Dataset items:
________________________________________

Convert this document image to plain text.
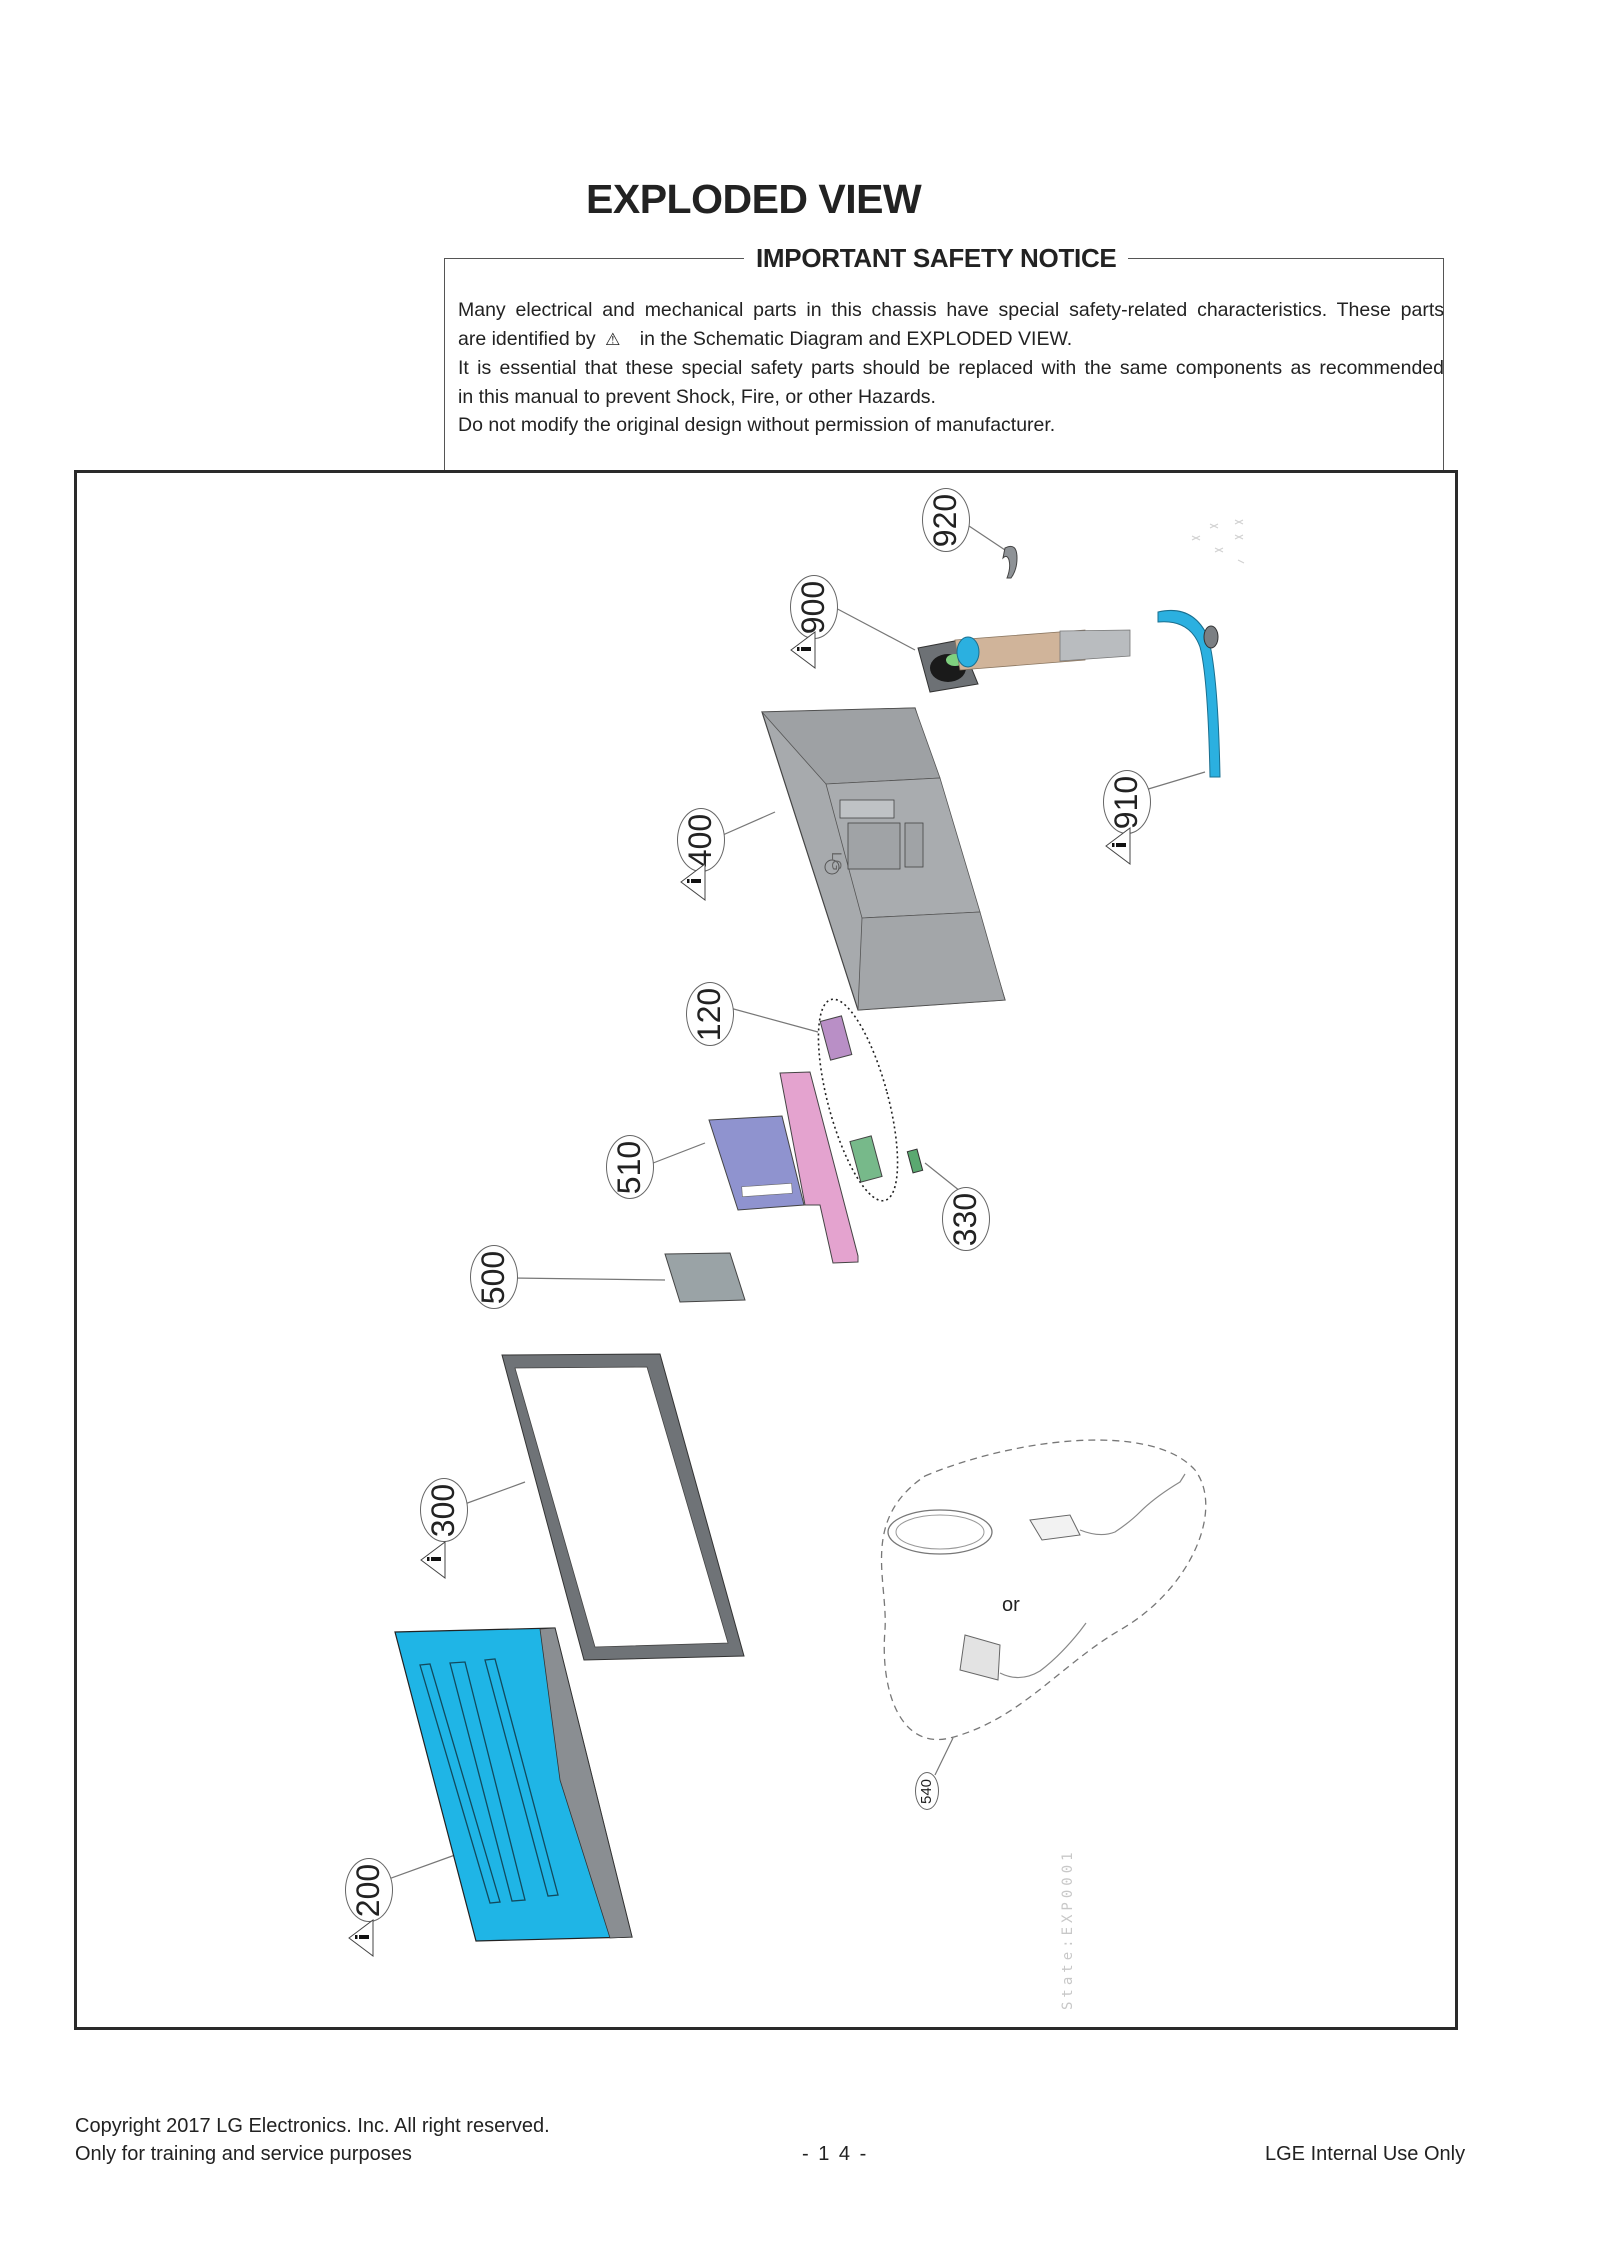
EXPLODED VIEW
IMPORTANT SAFETY NOTICE

Many electrical and mechanical parts in this chassis have special safety-related characteristics. These parts

are identified by ⚠ in the Schematic Diagram and EXPLODED VIEW.

It is essential that these special safety parts should be replaced with the same components as recommended

in this manual to prevent Shock, Fire, or other Hazards.

Do not modify the original design without permission of manufacturer.

LG
920
900
910
400
120
510
330
500
300
200
540
or
State:EXP0001
Copyright 2017 LG Electronics. Inc. All right reserved.
Only for training and service purposes	- 1 4 -	LGE Internal Use Only
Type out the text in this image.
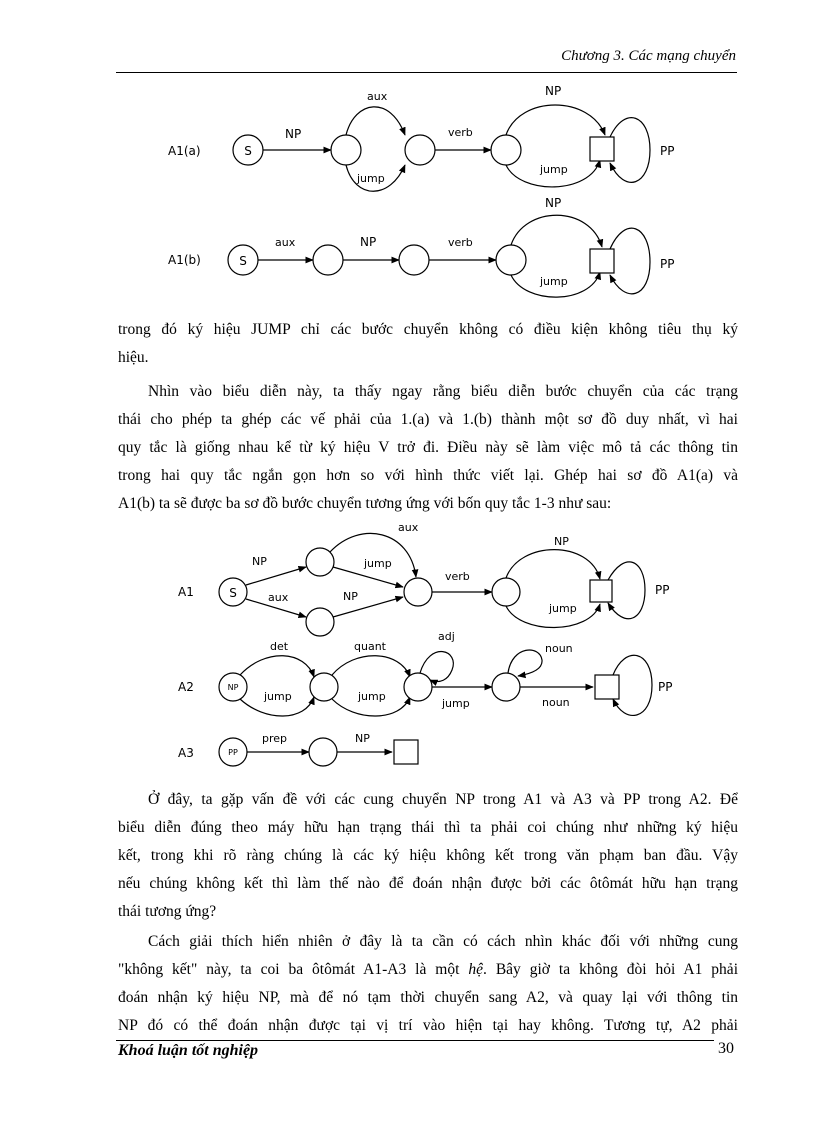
Chương 3. Các mạng chuyển
A1(a)	S
NP
aux
jump
verb
NP
jump
PP
A1(b)	S
aux	NP	verb
NP
jump
PP
A1	S
NP
aux
aux
jump
NP
verb
NP
jump
PP
A2	NP
det
jump
quant
jump
adj
jump
noun
noun
PP
A3	PP
prep	NP
trong đó ký hiệu JUMP chỉ các bước chuyển không có điều kiện không tiêu thụ ký
hiệu.
Nhìn vào biểu diễn này, ta thấy ngay rằng biểu diễn bước chuyển của các trạng
thái cho phép ta ghép các vế phải của 1.(a) và 1.(b) thành một sơ đồ duy nhất, vì hai
quy tắc là giống nhau kể từ ký hiệu V trở đi. Điều này sẽ làm việc mô tả các thông tin
trong hai quy tắc ngắn gọn hơn so với hình thức viết lại. Ghép hai sơ đồ A1(a) và
A1(b) ta sẽ được ba sơ đồ bước chuyển tương ứng với bốn quy tắc 1-3 như sau:
Ở đây, ta gặp vấn đề với các cung chuyển NP trong A1 và A3 và PP trong A2. Để
biểu diễn đúng theo máy hữu hạn trạng thái thì ta phải coi chúng như những ký hiệu
kết, trong khi rõ ràng chúng là các ký hiệu không kết trong văn phạm ban đầu. Vậy
nếu chúng không kết thì làm thế nào để đoán nhận được bởi các ôtômát hữu hạn trạng
thái tương ứng?
Cách giải thích hiển nhiên ở đây là ta cần có cách nhìn khác đối với những cung
"không kết" này, ta coi ba ôtômát A1-A3 là một hệ. Bây giờ ta không đòi hỏi A1 phải
đoán nhận ký hiệu NP, mà để nó tạm thời chuyển sang A2, và quay lại với thông tin
NP đó có thể đoán nhận được tại vị trí vào hiện tại hay không. Tương tự, A2 phải
Khoá luận tốt nghiệp	30
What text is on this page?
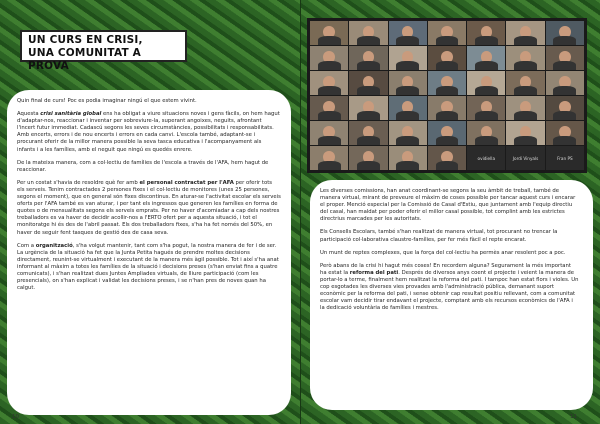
UN CURS EN CRISI,
UNA COMUNITAT A PROVA

Quin final de curs! Poc es podia imaginar ningú el que estem vivint.

Aquesta crisi sanitària global ens ha obligat a viure situacions noves i gens fàcils, on hem hagut d'adaptar-nos, reaccionar i inventar per sobreviure-la, superant angoixes, neguits, afrontant l'incert futur immediat. Cadascú segons les seves circumstàncies, possibilitats i responsabilitats. Amb encerts, errors i de nou encerts i errors en cada canvi. L'escola també, adaptant-se i procurant oferir de la millor manera possible la seva tasca educativa i l'acompanyament als infants i a les famílies, amb el neguit que ningú es quedés enrere.

De la mateixa manera, com a col·lectiu de famílies de l'escola a través de l'AFA, hem hagut de reaccionar.

Per un costat s'havia de resoldre què fer amb el personal contractat per l'AFA per oferir tots els serveis. Tenim contractades 2 persones fixes i el col·lectiu de monitores (unes 25 persones, segons el moment), que en general són fixes discontinus. En aturar-se l'activitat escolar els serveis oferts per l'AFA també es van aturar, i per tant els ingressos que generen les famílies en forma de quotes o de mensualitats segons els serveis emprats. Per no haver d'acomiadar a cap dels nostres treballadors es va haver de decidir acollir-nos a l'ERTO ofert per a aquesta situació, i tot el monitoratge hi és des de l'abril passat. Els dos treballadors fixes, s'ha ha fet només del 50%, en haver de seguir fent tasques de gestió des de casa seva.

Com a organització, s'ha volgut mantenir, tant com s'ha pogut, la nostra manera de fer i de ser. La urgència de la situació ha fet que la Junta Petita hagués de prendre moltes decisions directament, reunint-se virtualment i executant de la manera més àgil possible. Tot i així s'ha anat informant al màxim a totes les famílies de la situació i decisions preses (s'han enviat fins a quatre comunicats), i s'han realitzat dues Juntes Ampliades virtuals, de lliure participació (com les presencials), on s'han explicat i validat les decisions preses, i se n'han pres de noves quan ha calgut.

10
ovidiella	Jordi Vinyals	Fran PS

Les diverses comissions, han anat coordinant-se segons la seu àmbit de treball, també de manera virtual, mirant de preveure el màxim de coses possible per tancar aquest curs i encarar el proper. Menció especial per la Comissió de Casal d'Estiu, que juntament amb l'equip directiu del casal, han maldat per poder oferir el millor casal possible, tot complint amb les estrictes directrius marcades per les autoritats.

Els Consells Escolars, també s'han realitzat de manera virtual, tot procurant no trencar la participació col·laborativa claustre-famílies, per fer més fàcil el repte encarat.

Un munt de reptes complexes, que la força del col·lectiu ha permès anar resolent poc a poc.

Però abans de la crisi hi hagut més coses! En recordem alguna? Segurament la més important ha estat la reforma del pati. Després de diversos anys coent el projecte i veient la manera de portar-lo a terme, finalment hem realitzat la reforma del pati. I tampoc han estat flors i violes. Un cop esgotades les diverses vies provades amb l'administració pública, demanant suport econòmic per la reforma del pati, i sense obtenir cap resultat positiu rellevant, com a comunitat escolar vam decidir tirar endavant el projecte, comptant amb els recursos econòmics de l'AFA i la dedicació voluntària de famílies i mestres.

11
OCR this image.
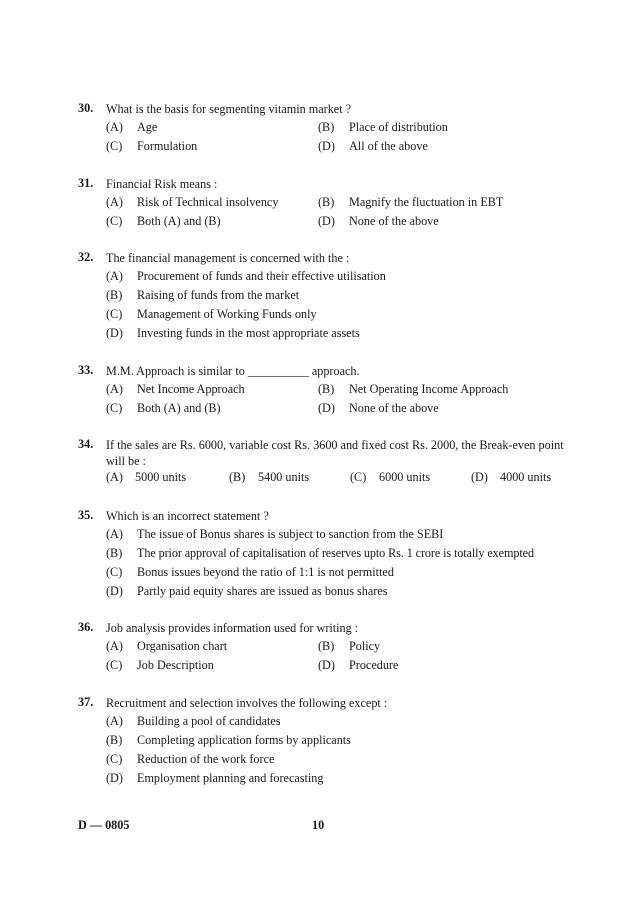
30. What is the basis for segmenting vitamin market ?
(A) Age	(B) Place of distribution
(C) Formulation	(D) All of the above
31. Financial Risk means :
(A) Risk of Technical insolvency	(B) Magnify the fluctuation in EBT
(C) Both (A) and (B)	(D) None of the above
32. The financial management is concerned with the :
(A) Procurement of funds and their effective utilisation
(B) Raising of funds from the market
(C) Management of Working Funds only
(D) Investing funds in the most appropriate assets
33. M.M. Approach is similar to __________ approach.
(A) Net Income Approach	(B) Net Operating Income Approach
(C) Both (A) and (B)	(D) None of the above
34. If the sales are Rs. 6000, variable cost Rs. 3600 and fixed cost Rs. 2000, the Break-even point will be :
(A) 5000 units	(B) 5400 units	(C) 6000 units	(D) 4000 units
35. Which is an incorrect statement ?
(A) The issue of Bonus shares is subject to sanction from the SEBI
(B) The prior approval of capitalisation of reserves upto Rs. 1 crore is totally exempted
(C) Bonus issues beyond the ratio of 1:1 is not permitted
(D) Partly paid equity shares are issued as bonus shares
36. Job analysis provides information used for writing :
(A) Organisation chart	(B) Policy
(C) Job Description	(D) Procedure
37. Recruitment and selection involves the following except :
(A) Building a pool of candidates
(B) Completing application forms by applicants
(C) Reduction of the work force
(D) Employment planning and forecasting
D — 0805	10
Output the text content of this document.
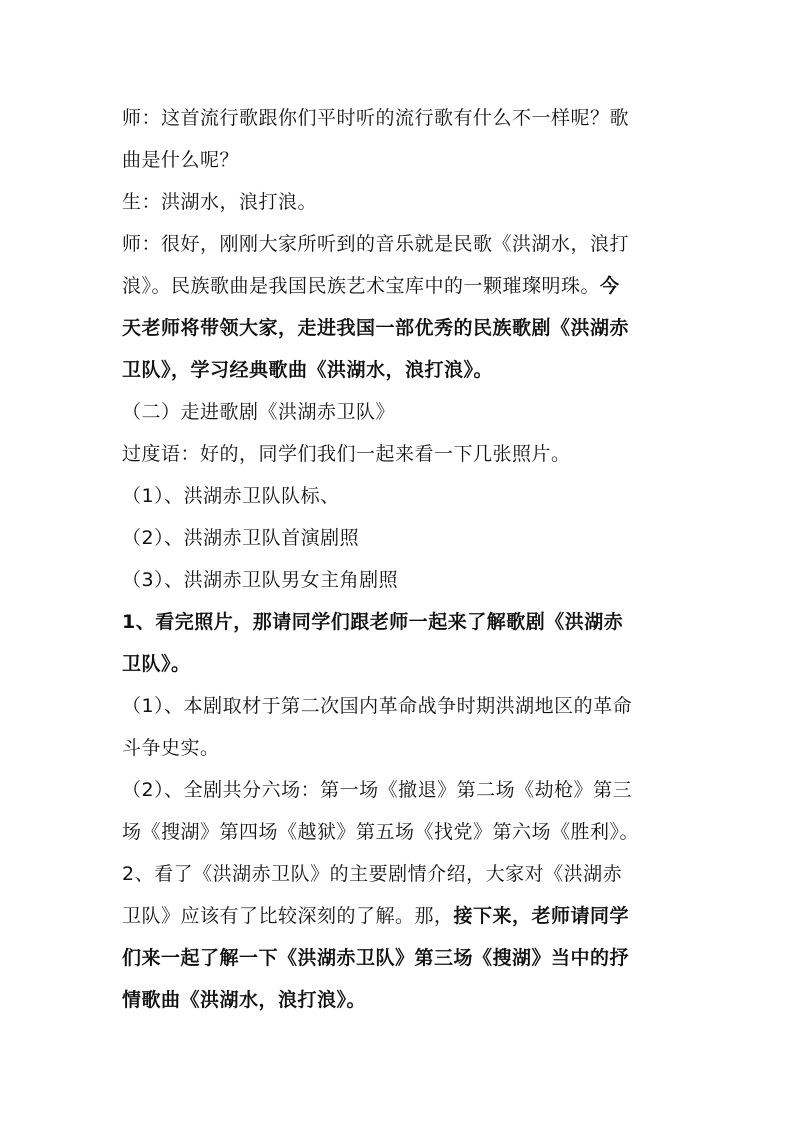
师：这首流行歌跟你们平时听的流行歌有什么不一样呢？歌
曲是什么呢？
生：洪湖水，浪打浪。
师：很好，刚刚大家所听到的音乐就是民歌《洪湖水，浪打
浪》。民族歌曲是我国民族艺术宝库中的一颗璀璨明珠。今
天老师将带领大家，走进我国一部优秀的民族歌剧《洪湖赤
卫队》，学习经典歌曲《洪湖水，浪打浪》。
（二）走进歌剧《洪湖赤卫队》
过度语：好的，同学们我们一起来看一下几张照片。
（1）、洪湖赤卫队队标、
（2）、洪湖赤卫队首演剧照
（3）、洪湖赤卫队男女主角剧照
1、看完照片，那请同学们跟老师一起来了解歌剧《洪湖赤
卫队》。
（1）、本剧取材于第二次国内革命战争时期洪湖地区的革命
斗争史实。
（2）、全剧共分六场：第一场《撤退》第二场《劫枪》第三
场《搜湖》第四场《越狱》第五场《找党》第六场《胜利》。
2、看了《洪湖赤卫队》的主要剧情介绍，大家对《洪湖赤
卫队》应该有了比较深刻的了解。那，接下来，老师请同学
们来一起了解一下《洪湖赤卫队》第三场《搜湖》当中的抒
情歌曲《洪湖水，浪打浪》。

________________________________________

Show the lines that mention the word "from".

(B) Raising of funds from the market
(A) The issue of Bonus shares is subject to sanction from the SEBI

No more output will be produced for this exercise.